* Data listing
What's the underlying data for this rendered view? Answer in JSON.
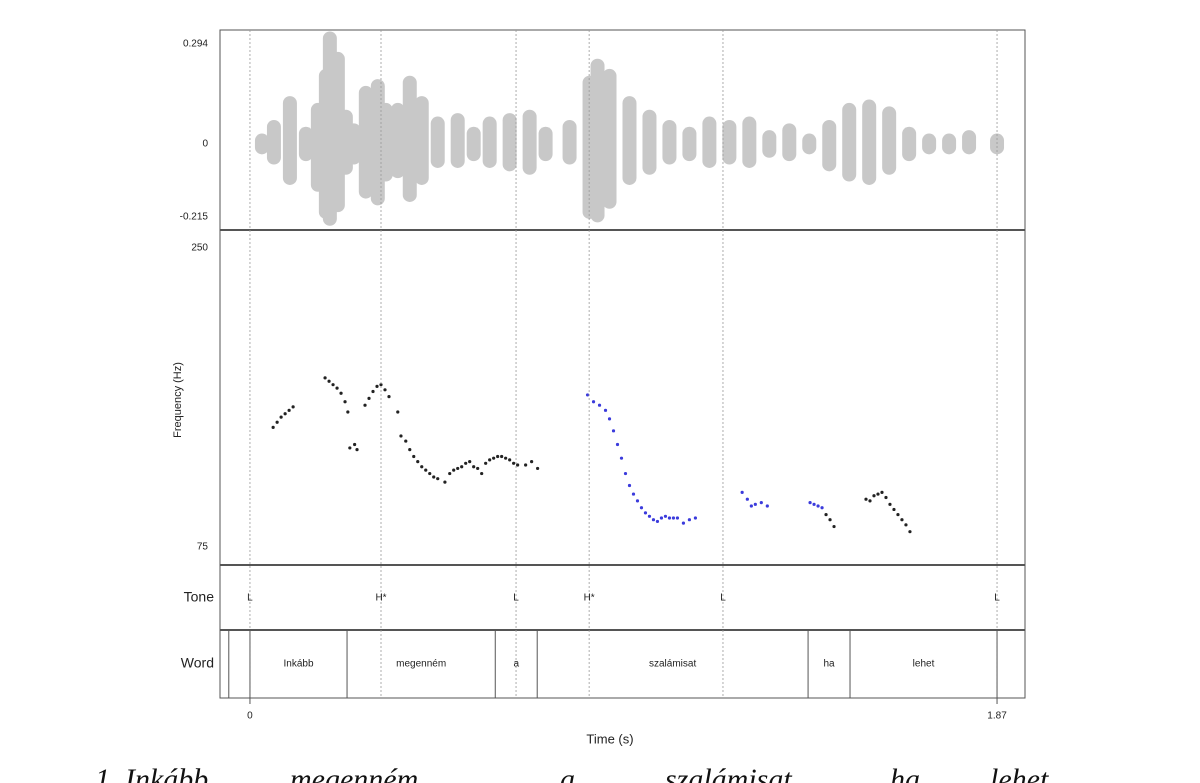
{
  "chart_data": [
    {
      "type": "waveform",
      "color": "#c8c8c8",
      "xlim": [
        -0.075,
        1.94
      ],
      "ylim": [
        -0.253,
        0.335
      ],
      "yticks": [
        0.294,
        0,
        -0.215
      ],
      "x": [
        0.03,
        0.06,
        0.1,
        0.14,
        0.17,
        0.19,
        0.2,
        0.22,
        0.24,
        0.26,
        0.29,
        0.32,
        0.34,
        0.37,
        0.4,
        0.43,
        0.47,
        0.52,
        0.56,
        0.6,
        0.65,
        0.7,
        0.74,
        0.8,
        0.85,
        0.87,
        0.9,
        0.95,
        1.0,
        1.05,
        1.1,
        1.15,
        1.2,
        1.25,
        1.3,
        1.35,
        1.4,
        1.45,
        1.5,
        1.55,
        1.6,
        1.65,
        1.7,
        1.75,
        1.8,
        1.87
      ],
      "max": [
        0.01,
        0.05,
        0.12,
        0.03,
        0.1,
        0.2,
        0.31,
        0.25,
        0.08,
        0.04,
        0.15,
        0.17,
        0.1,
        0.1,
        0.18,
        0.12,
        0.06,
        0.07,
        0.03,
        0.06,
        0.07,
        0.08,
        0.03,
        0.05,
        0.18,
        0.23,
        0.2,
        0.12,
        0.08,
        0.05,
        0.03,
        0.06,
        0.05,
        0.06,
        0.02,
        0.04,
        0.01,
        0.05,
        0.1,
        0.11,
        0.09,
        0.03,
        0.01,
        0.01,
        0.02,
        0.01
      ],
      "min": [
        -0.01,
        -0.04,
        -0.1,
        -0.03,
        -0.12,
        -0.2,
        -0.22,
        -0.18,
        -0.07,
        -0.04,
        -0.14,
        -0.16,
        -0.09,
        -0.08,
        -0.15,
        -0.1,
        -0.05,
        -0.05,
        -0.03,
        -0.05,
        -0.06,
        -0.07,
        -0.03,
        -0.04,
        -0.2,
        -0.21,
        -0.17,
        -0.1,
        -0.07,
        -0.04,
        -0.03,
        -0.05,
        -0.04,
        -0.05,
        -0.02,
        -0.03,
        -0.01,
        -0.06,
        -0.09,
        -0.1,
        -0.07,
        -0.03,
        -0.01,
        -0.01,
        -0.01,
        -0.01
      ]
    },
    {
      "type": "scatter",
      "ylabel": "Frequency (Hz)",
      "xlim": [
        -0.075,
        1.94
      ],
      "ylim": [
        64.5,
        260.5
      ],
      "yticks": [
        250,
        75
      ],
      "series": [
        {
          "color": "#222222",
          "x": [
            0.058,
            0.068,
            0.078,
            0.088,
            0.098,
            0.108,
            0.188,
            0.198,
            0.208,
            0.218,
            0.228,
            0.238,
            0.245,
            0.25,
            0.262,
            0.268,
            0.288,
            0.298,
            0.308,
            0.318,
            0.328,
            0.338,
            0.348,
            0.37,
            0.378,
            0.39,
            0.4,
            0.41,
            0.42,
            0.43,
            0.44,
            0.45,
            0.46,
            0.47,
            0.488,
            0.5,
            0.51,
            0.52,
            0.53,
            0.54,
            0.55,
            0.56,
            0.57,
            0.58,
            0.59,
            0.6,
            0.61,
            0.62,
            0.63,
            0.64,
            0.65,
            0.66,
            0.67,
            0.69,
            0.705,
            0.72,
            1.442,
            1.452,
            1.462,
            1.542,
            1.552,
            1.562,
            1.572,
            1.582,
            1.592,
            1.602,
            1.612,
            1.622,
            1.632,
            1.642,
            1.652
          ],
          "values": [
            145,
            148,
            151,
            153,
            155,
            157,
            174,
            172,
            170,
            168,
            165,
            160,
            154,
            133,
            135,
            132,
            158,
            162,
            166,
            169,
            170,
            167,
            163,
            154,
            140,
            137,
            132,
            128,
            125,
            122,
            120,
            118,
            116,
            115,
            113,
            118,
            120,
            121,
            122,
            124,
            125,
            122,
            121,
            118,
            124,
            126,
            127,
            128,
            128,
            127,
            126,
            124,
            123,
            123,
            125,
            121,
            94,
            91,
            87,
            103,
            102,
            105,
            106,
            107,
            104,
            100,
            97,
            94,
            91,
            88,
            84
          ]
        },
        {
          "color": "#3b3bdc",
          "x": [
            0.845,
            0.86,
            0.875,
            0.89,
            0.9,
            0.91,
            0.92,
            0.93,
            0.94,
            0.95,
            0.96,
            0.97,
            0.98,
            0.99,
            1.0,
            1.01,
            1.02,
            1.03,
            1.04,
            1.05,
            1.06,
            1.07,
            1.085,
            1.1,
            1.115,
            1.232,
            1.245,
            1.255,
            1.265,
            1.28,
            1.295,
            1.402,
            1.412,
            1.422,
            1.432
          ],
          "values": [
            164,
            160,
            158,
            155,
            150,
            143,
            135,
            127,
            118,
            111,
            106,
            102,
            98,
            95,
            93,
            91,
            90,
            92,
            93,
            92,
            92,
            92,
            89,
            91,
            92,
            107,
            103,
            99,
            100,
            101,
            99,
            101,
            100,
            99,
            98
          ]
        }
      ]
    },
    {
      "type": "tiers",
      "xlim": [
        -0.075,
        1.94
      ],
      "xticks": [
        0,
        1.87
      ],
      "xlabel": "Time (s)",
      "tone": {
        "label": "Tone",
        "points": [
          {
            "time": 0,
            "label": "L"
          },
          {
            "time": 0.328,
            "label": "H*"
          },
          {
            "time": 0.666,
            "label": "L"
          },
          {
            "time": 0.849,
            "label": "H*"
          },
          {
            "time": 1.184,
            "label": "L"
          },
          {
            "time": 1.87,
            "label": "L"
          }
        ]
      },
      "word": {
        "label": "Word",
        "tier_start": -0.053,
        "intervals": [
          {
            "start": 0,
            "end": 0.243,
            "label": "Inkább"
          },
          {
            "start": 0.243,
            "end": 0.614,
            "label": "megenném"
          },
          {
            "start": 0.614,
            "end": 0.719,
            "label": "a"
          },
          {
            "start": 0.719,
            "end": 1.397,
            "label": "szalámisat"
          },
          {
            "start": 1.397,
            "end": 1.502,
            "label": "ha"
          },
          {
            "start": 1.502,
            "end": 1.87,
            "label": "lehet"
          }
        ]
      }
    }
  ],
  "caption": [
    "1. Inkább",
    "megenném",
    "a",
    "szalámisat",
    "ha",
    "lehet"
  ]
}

* Prompt
Write every record out again exactly; no pictures belong in the copy.

* Output for this task
What's the underlying data for this rendered view? Answer in JSON.
{
  "chart_data": [
    {
      "type": "waveform",
      "color": "#c8c8c8",
      "xlim": [
        -0.075,
        1.94
      ],
      "ylim": [
        -0.253,
        0.335
      ],
      "yticks": [
        0.294,
        0,
        -0.215
      ],
      "x": [
        0.03,
        0.06,
        0.1,
        0.14,
        0.17,
        0.19,
        0.2,
        0.22,
        0.24,
        0.26,
        0.29,
        0.32,
        0.34,
        0.37,
        0.4,
        0.43,
        0.47,
        0.52,
        0.56,
        0.6,
        0.65,
        0.7,
        0.74,
        0.8,
        0.85,
        0.87,
        0.9,
        0.95,
        1.0,
        1.05,
        1.1,
        1.15,
        1.2,
        1.25,
        1.3,
        1.35,
        1.4,
        1.45,
        1.5,
        1.55,
        1.6,
        1.65,
        1.7,
        1.75,
        1.8,
        1.87
      ],
      "max": [
        0.01,
        0.05,
        0.12,
        0.03,
        0.1,
        0.2,
        0.31,
        0.25,
        0.08,
        0.04,
        0.15,
        0.17,
        0.1,
        0.1,
        0.18,
        0.12,
        0.06,
        0.07,
        0.03,
        0.06,
        0.07,
        0.08,
        0.03,
        0.05,
        0.18,
        0.23,
        0.2,
        0.12,
        0.08,
        0.05,
        0.03,
        0.06,
        0.05,
        0.06,
        0.02,
        0.04,
        0.01,
        0.05,
        0.1,
        0.11,
        0.09,
        0.03,
        0.01,
        0.01,
        0.02,
        0.01
      ],
      "min": [
        -0.01,
        -0.04,
        -0.1,
        -0.03,
        -0.12,
        -0.2,
        -0.22,
        -0.18,
        -0.07,
        -0.04,
        -0.14,
        -0.16,
        -0.09,
        -0.08,
        -0.15,
        -0.1,
        -0.05,
        -0.05,
        -0.03,
        -0.05,
        -0.06,
        -0.07,
        -0.03,
        -0.04,
        -0.2,
        -0.21,
        -0.17,
        -0.1,
        -0.07,
        -0.04,
        -0.03,
        -0.05,
        -0.04,
        -0.05,
        -0.02,
        -0.03,
        -0.01,
        -0.06,
        -0.09,
        -0.1,
        -0.07,
        -0.03,
        -0.01,
        -0.01,
        -0.01,
        -0.01
      ]
    },
    {
      "type": "scatter",
      "ylabel": "Frequency (Hz)",
      "xlim": [
        -0.075,
        1.94
      ],
      "ylim": [
        64.5,
        260.5
      ],
      "yticks": [
        250,
        75
      ],
      "series": [
        {
          "color": "#222222",
          "x": [
            0.058,
            0.068,
            0.078,
            0.088,
            0.098,
            0.108,
            0.188,
            0.198,
            0.208,
            0.218,
            0.228,
            0.238,
            0.245,
            0.25,
            0.262,
            0.268,
            0.288,
            0.298,
            0.308,
            0.318,
            0.328,
            0.338,
            0.348,
            0.37,
            0.378,
            0.39,
            0.4,
            0.41,
            0.42,
            0.43,
            0.44,
            0.45,
            0.46,
            0.47,
            0.488,
            0.5,
            0.51,
            0.52,
            0.53,
            0.54,
            0.55,
            0.56,
            0.57,
            0.58,
            0.59,
            0.6,
            0.61,
            0.62,
            0.63,
            0.64,
            0.65,
            0.66,
            0.67,
            0.69,
            0.705,
            0.72,
            1.442,
            1.452,
            1.462,
            1.542,
            1.552,
            1.562,
            1.572,
            1.582,
            1.592,
            1.602,
            1.612,
            1.622,
            1.632,
            1.642,
            1.652
          ],
          "values": [
            145,
            148,
            151,
            153,
            155,
            157,
            174,
            172,
            170,
            168,
            165,
            160,
            154,
            133,
            135,
            132,
            158,
            162,
            166,
            169,
            170,
            167,
            163,
            154,
            140,
            137,
            132,
            128,
            125,
            122,
            120,
            118,
            116,
            115,
            113,
            118,
            120,
            121,
            122,
            124,
            125,
            122,
            121,
            118,
            124,
            126,
            127,
            128,
            128,
            127,
            126,
            124,
            123,
            123,
            125,
            121,
            94,
            91,
            87,
            103,
            102,
            105,
            106,
            107,
            104,
            100,
            97,
            94,
            91,
            88,
            84
          ]
        },
        {
          "color": "#3b3bdc",
          "x": [
            0.845,
            0.86,
            0.875,
            0.89,
            0.9,
            0.91,
            0.92,
            0.93,
            0.94,
            0.95,
            0.96,
            0.97,
            0.98,
            0.99,
            1.0,
            1.01,
            1.02,
            1.03,
            1.04,
            1.05,
            1.06,
            1.07,
            1.085,
            1.1,
            1.115,
            1.232,
            1.245,
            1.255,
            1.265,
            1.28,
            1.295,
            1.402,
            1.412,
            1.422,
            1.432
          ],
          "values": [
            164,
            160,
            158,
            155,
            150,
            143,
            135,
            127,
            118,
            111,
            106,
            102,
            98,
            95,
            93,
            91,
            90,
            92,
            93,
            92,
            92,
            92,
            89,
            91,
            92,
            107,
            103,
            99,
            100,
            101,
            99,
            101,
            100,
            99,
            98
          ]
        }
      ]
    },
    {
      "type": "tiers",
      "xlim": [
        -0.075,
        1.94
      ],
      "xticks": [
        0,
        1.87
      ],
      "xlabel": "Time (s)",
      "tone": {
        "label": "Tone",
        "points": [
          {
            "time": 0,
            "label": "L"
          },
          {
            "time": 0.328,
            "label": "H*"
          },
          {
            "time": 0.666,
            "label": "L"
          },
          {
            "time": 0.849,
            "label": "H*"
          },
          {
            "time": 1.184,
            "label": "L"
          },
          {
            "time": 1.87,
            "label": "L"
          }
        ]
      },
      "word": {
        "label": "Word",
        "tier_start": -0.053,
        "intervals": [
          {
            "start": 0,
            "end": 0.243,
            "label": "Inkább"
          },
          {
            "start": 0.243,
            "end": 0.614,
            "label": "megenném"
          },
          {
            "start": 0.614,
            "end": 0.719,
            "label": "a"
          },
          {
            "start": 0.719,
            "end": 1.397,
            "label": "szalámisat"
          },
          {
            "start": 1.397,
            "end": 1.502,
            "label": "ha"
          },
          {
            "start": 1.502,
            "end": 1.87,
            "label": "lehet"
          }
        ]
      }
    }
  ],
  "caption": [
    "1. Inkább",
    "megenném",
    "a",
    "szalámisat",
    "ha",
    "lehet"
  ]
}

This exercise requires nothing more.